_Record excerpts_
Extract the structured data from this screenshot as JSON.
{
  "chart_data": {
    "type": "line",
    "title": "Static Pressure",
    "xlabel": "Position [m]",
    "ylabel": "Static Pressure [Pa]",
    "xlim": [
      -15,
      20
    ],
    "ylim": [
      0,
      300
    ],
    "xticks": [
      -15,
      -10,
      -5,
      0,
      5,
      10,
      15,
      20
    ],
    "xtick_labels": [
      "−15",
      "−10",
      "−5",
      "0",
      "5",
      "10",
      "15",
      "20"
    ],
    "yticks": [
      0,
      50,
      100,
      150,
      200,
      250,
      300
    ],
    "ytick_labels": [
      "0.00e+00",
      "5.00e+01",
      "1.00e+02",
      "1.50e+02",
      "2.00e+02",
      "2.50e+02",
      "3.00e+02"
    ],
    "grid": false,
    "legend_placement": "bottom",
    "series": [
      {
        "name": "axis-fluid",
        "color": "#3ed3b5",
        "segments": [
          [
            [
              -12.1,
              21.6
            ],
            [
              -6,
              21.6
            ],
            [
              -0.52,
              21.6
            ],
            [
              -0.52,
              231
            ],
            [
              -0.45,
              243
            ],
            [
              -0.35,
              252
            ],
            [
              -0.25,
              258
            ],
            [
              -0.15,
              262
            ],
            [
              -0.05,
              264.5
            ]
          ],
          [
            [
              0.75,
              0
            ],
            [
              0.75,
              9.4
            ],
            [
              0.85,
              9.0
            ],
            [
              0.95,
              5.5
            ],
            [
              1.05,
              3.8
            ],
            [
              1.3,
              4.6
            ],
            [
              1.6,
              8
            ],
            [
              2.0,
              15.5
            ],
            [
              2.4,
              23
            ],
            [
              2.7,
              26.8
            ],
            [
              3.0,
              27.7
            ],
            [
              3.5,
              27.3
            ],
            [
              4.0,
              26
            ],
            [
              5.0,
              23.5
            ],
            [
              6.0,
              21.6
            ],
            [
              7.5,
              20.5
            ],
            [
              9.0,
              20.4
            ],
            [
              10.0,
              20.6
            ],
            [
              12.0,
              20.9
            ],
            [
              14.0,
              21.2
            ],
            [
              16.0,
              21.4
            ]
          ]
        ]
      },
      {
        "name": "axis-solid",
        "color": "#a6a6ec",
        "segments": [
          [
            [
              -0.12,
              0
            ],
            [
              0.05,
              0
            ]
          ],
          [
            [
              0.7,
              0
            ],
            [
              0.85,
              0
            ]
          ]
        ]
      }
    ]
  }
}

_Task objective_
Take the listing above and set it down exactly.

_Result of the task_
Extract the structured data from this screenshot as JSON.
{
  "chart_data": {
    "type": "line",
    "title": "Static Pressure",
    "xlabel": "Position [m]",
    "ylabel": "Static Pressure [Pa]",
    "xlim": [
      -15,
      20
    ],
    "ylim": [
      0,
      300
    ],
    "xticks": [
      -15,
      -10,
      -5,
      0,
      5,
      10,
      15,
      20
    ],
    "xtick_labels": [
      "−15",
      "−10",
      "−5",
      "0",
      "5",
      "10",
      "15",
      "20"
    ],
    "yticks": [
      0,
      50,
      100,
      150,
      200,
      250,
      300
    ],
    "ytick_labels": [
      "0.00e+00",
      "5.00e+01",
      "1.00e+02",
      "1.50e+02",
      "2.00e+02",
      "2.50e+02",
      "3.00e+02"
    ],
    "grid": false,
    "legend_placement": "bottom",
    "series": [
      {
        "name": "axis-fluid",
        "color": "#3ed3b5",
        "segments": [
          [
            [
              -12.1,
              21.6
            ],
            [
              -6,
              21.6
            ],
            [
              -0.52,
              21.6
            ],
            [
              -0.52,
              231
            ],
            [
              -0.45,
              243
            ],
            [
              -0.35,
              252
            ],
            [
              -0.25,
              258
            ],
            [
              -0.15,
              262
            ],
            [
              -0.05,
              264.5
            ]
          ],
          [
            [
              0.75,
              0
            ],
            [
              0.75,
              9.4
            ],
            [
              0.85,
              9.0
            ],
            [
              0.95,
              5.5
            ],
            [
              1.05,
              3.8
            ],
            [
              1.3,
              4.6
            ],
            [
              1.6,
              8
            ],
            [
              2.0,
              15.5
            ],
            [
              2.4,
              23
            ],
            [
              2.7,
              26.8
            ],
            [
              3.0,
              27.7
            ],
            [
              3.5,
              27.3
            ],
            [
              4.0,
              26
            ],
            [
              5.0,
              23.5
            ],
            [
              6.0,
              21.6
            ],
            [
              7.5,
              20.5
            ],
            [
              9.0,
              20.4
            ],
            [
              10.0,
              20.6
            ],
            [
              12.0,
              20.9
            ],
            [
              14.0,
              21.2
            ],
            [
              16.0,
              21.4
            ]
          ]
        ]
      },
      {
        "name": "axis-solid",
        "color": "#a6a6ec",
        "segments": [
          [
            [
              -0.12,
              0
            ],
            [
              0.05,
              0
            ]
          ],
          [
            [
              0.7,
              0
            ],
            [
              0.85,
              0
            ]
          ]
        ]
      }
    ]
  }
}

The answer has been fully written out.